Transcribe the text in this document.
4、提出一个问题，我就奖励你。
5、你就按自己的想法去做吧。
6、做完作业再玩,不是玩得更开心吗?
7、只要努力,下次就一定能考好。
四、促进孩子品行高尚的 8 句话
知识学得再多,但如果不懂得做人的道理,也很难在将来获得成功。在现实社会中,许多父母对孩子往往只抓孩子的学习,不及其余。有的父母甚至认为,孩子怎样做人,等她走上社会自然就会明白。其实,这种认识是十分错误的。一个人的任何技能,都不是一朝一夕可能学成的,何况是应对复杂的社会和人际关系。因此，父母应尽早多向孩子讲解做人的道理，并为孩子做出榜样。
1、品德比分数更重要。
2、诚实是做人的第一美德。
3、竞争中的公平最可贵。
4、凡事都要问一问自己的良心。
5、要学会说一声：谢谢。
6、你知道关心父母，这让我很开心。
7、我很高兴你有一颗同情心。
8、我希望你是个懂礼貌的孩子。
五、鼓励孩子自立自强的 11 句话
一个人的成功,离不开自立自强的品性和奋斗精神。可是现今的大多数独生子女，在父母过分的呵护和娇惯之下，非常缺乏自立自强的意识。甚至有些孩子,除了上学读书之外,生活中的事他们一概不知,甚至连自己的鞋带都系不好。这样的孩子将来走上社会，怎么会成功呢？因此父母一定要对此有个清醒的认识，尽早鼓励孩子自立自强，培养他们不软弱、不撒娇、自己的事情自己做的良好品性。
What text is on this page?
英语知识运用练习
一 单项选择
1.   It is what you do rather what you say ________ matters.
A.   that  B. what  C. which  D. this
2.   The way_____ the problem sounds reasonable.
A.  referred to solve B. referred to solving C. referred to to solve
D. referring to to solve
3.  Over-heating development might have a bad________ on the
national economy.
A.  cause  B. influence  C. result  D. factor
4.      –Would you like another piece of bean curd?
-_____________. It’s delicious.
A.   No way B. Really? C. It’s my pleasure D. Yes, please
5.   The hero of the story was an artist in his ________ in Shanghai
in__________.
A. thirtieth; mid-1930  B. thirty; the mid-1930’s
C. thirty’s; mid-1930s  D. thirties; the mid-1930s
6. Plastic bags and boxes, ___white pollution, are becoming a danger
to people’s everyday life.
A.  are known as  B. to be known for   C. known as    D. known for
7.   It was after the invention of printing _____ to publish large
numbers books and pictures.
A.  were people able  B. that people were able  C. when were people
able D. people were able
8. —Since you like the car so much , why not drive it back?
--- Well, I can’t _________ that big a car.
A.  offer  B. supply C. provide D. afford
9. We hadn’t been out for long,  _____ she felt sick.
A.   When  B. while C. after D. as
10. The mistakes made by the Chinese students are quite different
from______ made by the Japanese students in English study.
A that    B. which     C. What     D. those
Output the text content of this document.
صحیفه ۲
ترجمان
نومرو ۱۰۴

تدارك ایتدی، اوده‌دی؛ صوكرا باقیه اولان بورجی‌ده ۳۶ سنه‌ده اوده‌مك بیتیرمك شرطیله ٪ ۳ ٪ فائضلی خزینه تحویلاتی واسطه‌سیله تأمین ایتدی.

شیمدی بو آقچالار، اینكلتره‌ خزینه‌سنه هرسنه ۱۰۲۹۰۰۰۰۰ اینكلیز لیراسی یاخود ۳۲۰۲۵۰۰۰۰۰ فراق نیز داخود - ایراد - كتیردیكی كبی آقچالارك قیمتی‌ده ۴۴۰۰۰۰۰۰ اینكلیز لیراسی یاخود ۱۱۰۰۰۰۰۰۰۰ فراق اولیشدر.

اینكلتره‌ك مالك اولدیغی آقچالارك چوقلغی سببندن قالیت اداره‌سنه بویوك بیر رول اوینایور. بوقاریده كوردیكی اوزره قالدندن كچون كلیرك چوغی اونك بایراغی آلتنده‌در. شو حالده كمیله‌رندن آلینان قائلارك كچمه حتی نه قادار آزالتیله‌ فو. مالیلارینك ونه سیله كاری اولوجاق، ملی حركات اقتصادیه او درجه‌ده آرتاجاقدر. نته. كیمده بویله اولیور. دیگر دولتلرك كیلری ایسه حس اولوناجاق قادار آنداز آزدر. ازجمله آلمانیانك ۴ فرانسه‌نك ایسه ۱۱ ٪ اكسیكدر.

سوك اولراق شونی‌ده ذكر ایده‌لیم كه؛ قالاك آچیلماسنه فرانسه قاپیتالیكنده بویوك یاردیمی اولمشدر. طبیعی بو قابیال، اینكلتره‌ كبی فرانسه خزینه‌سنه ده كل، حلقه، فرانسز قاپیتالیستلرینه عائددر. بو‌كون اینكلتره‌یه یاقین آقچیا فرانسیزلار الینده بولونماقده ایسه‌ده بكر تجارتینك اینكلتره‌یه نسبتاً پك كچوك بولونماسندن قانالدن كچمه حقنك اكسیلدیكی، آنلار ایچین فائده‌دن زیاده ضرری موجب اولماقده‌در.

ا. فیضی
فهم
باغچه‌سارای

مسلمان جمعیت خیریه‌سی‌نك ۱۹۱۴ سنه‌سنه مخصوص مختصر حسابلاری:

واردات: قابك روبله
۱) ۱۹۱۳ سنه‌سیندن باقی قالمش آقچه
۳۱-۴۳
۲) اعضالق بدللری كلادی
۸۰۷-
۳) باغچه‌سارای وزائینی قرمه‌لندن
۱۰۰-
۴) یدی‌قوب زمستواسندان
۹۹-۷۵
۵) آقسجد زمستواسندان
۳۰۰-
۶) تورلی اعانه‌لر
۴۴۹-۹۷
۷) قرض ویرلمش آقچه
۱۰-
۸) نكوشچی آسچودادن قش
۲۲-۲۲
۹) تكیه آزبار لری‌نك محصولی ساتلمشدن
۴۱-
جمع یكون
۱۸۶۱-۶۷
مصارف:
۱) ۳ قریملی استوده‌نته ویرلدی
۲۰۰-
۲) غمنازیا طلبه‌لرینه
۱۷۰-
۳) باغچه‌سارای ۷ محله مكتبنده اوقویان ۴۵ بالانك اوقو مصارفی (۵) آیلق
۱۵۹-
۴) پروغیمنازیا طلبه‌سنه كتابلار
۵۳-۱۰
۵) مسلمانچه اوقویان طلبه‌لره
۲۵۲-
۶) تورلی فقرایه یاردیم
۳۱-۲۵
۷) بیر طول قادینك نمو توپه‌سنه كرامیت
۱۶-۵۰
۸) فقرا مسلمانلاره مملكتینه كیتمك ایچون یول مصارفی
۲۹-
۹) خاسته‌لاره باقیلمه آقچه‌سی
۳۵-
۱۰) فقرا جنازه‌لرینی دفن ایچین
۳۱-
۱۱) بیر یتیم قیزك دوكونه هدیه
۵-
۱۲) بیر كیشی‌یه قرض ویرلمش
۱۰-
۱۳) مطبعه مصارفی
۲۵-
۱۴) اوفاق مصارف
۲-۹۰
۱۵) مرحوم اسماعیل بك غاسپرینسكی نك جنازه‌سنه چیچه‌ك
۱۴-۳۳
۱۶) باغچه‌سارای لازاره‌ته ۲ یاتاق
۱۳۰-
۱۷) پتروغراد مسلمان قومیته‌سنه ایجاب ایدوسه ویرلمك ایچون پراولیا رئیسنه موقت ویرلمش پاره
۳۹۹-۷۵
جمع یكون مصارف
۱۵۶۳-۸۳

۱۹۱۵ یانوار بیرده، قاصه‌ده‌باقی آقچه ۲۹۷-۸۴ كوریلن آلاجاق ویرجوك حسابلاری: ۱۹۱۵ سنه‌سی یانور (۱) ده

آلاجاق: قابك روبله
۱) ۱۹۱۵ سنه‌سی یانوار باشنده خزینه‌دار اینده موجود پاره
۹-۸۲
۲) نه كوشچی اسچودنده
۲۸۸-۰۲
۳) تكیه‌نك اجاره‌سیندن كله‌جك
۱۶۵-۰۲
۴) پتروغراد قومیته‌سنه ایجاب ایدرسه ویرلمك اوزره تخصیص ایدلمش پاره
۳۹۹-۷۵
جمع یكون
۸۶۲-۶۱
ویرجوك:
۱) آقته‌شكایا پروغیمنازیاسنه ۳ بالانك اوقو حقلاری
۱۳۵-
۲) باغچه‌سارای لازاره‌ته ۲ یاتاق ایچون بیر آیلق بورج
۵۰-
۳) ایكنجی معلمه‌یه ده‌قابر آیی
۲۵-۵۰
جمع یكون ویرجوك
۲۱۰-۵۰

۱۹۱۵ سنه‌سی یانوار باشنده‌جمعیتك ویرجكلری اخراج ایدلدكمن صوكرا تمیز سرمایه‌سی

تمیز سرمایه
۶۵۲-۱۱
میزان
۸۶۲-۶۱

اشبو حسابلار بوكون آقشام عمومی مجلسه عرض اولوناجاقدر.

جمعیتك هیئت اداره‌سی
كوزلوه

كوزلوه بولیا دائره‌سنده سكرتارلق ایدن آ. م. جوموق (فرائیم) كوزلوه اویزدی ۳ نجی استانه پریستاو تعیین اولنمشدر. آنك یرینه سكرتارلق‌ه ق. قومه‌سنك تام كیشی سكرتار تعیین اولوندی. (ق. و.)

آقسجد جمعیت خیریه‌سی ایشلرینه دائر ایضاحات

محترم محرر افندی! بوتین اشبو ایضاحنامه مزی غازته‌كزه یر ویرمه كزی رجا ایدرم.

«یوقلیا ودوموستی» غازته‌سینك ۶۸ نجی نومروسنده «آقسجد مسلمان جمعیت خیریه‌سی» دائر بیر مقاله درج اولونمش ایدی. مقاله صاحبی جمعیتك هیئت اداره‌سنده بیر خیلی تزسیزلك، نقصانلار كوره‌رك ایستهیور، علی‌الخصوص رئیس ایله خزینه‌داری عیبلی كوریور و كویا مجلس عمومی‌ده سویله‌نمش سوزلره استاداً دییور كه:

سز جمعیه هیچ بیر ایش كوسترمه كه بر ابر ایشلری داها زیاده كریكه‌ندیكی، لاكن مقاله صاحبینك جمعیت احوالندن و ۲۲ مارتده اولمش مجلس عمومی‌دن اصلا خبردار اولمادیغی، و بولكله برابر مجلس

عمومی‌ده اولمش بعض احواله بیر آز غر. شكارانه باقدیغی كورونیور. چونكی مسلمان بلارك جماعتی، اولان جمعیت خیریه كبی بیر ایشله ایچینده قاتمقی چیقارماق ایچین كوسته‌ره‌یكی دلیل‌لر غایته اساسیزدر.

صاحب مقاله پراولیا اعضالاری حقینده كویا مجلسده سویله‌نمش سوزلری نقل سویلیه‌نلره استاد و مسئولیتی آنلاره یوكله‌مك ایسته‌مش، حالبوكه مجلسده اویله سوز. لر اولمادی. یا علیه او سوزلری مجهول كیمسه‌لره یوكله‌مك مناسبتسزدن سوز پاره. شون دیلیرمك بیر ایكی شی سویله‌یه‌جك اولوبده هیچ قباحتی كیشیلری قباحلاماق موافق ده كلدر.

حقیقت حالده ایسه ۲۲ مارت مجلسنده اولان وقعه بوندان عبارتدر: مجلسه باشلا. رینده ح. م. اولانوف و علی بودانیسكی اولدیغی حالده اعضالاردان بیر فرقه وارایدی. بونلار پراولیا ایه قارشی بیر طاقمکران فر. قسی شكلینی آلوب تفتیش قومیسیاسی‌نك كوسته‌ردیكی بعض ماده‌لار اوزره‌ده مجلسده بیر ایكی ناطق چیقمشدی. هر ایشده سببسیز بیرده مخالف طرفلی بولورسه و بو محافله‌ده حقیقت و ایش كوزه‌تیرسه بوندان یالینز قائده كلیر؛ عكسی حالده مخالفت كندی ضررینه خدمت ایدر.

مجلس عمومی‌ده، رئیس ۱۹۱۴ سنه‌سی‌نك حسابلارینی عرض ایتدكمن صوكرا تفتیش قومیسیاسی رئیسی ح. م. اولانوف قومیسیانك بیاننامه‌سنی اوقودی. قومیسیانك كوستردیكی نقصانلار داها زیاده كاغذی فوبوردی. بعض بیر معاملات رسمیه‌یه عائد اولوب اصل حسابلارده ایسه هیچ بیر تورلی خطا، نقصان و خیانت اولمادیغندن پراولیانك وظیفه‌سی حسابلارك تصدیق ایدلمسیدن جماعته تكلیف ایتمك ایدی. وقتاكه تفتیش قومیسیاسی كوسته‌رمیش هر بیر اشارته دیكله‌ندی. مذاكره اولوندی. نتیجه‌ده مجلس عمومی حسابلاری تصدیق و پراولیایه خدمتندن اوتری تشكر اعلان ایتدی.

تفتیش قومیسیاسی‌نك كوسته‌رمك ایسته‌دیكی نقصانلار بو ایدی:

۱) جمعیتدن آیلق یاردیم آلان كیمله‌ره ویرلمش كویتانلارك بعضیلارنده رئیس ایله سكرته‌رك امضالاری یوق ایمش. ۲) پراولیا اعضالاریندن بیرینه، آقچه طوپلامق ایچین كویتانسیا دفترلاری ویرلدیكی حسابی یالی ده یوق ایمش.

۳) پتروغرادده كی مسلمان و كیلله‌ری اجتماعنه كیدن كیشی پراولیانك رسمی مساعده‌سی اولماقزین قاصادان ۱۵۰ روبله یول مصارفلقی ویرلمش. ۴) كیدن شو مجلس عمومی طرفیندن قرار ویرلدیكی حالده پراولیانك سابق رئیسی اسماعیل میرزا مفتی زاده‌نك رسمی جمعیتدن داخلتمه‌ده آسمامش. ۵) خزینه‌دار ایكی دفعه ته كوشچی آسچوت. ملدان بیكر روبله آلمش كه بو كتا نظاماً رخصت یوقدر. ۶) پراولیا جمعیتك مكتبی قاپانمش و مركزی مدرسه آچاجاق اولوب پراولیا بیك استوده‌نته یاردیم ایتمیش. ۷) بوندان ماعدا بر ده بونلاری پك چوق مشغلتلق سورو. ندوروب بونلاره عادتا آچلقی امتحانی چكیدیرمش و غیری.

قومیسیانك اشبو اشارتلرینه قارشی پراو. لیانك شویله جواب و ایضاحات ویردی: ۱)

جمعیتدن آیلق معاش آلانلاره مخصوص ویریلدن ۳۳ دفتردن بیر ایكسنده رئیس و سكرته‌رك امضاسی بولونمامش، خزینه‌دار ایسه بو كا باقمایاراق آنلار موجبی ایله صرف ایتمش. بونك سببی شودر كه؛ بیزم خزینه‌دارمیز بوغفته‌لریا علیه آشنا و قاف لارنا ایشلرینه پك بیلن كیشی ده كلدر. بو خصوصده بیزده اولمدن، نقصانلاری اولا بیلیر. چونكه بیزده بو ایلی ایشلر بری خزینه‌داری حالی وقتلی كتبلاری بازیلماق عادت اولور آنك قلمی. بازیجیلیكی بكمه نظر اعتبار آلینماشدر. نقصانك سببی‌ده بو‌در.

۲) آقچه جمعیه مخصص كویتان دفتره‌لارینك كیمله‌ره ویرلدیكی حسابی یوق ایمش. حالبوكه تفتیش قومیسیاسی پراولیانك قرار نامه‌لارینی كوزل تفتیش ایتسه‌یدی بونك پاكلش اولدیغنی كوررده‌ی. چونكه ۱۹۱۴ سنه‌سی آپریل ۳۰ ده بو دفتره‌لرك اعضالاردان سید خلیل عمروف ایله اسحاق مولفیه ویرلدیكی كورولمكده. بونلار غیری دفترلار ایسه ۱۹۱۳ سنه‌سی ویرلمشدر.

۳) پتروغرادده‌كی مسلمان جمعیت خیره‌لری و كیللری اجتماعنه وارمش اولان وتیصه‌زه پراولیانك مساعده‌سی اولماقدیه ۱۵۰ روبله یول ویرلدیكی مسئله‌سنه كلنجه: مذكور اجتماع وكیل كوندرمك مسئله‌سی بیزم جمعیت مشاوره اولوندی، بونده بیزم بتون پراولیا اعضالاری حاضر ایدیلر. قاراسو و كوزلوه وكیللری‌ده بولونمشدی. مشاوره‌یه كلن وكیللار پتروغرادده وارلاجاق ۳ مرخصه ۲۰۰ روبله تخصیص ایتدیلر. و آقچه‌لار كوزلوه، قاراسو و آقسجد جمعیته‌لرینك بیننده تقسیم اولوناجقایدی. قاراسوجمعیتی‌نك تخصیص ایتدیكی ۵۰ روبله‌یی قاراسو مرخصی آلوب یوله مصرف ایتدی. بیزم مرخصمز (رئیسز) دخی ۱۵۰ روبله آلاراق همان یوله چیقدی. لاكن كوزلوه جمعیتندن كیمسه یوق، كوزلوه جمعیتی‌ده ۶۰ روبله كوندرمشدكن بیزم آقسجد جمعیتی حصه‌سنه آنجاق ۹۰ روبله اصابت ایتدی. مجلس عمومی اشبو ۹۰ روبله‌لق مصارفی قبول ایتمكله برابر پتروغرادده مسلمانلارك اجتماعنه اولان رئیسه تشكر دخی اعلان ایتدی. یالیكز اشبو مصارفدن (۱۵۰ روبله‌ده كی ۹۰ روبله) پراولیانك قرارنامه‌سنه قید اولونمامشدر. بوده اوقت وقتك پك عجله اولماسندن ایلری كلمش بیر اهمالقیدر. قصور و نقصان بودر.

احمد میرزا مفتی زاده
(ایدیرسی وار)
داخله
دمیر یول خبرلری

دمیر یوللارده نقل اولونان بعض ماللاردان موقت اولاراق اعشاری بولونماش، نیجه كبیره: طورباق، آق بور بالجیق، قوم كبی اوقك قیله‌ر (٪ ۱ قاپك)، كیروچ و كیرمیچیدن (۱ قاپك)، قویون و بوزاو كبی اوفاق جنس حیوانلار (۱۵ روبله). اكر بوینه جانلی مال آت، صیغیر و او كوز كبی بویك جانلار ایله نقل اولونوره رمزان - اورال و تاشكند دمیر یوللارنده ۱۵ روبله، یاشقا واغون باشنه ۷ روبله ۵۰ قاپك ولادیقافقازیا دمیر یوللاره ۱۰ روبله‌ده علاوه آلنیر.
==============================
Identify each line of the material where the word "اداره" shows up, and copy it.

▸ RESPONSE
اینكلتره‌ك مالك اولدیغی آقچالارك چوقلغی سببندن قالیت اداره‌سنه بویوك بیر رول اوینایور. بوقاریده كوردیكی اوزره قالدندن كچون كلیرك چوغی اونك بایراغی آلتنده‌در. شو حالده كمیله‌رندن آلینان قائلارك كچمه حتی نه قادار آزالتیله‌ فو. مالیلارینك ونه سیله كاری اولوجاق، ملی حركات اقتصادیه او درجه‌ده آرتاجاقدر. نته. كیمده بویله اولیور. دیگر دولتلرك كیلری ایسه حس اولوناجاق قادار آنداز آزدر. ازجمله آلمانیانك ۴ فرانسه‌نك ایسه ۱۱ ٪ اكسیكدر.
جمعیتك هیئت اداره‌سی
«یوقلیا ودوموستی» غازته‌سینك ۶۸ نجی نومروسنده «آقسجد مسلمان جمعیت خیریه‌سی» دائر بیر مقاله درج اولونمش ایدی. مقاله صاحبی جمعیتك هیئت اداره‌سنده بیر خیلی تزسیزلك، نقصانلار كوره‌رك ایستهیور، علی‌الخصوص رئیس ایله خزینه‌داری عیبلی كوریور و كویا مجلس عمومی‌ده سویله‌نمش سوزلره استاداً دییور كه:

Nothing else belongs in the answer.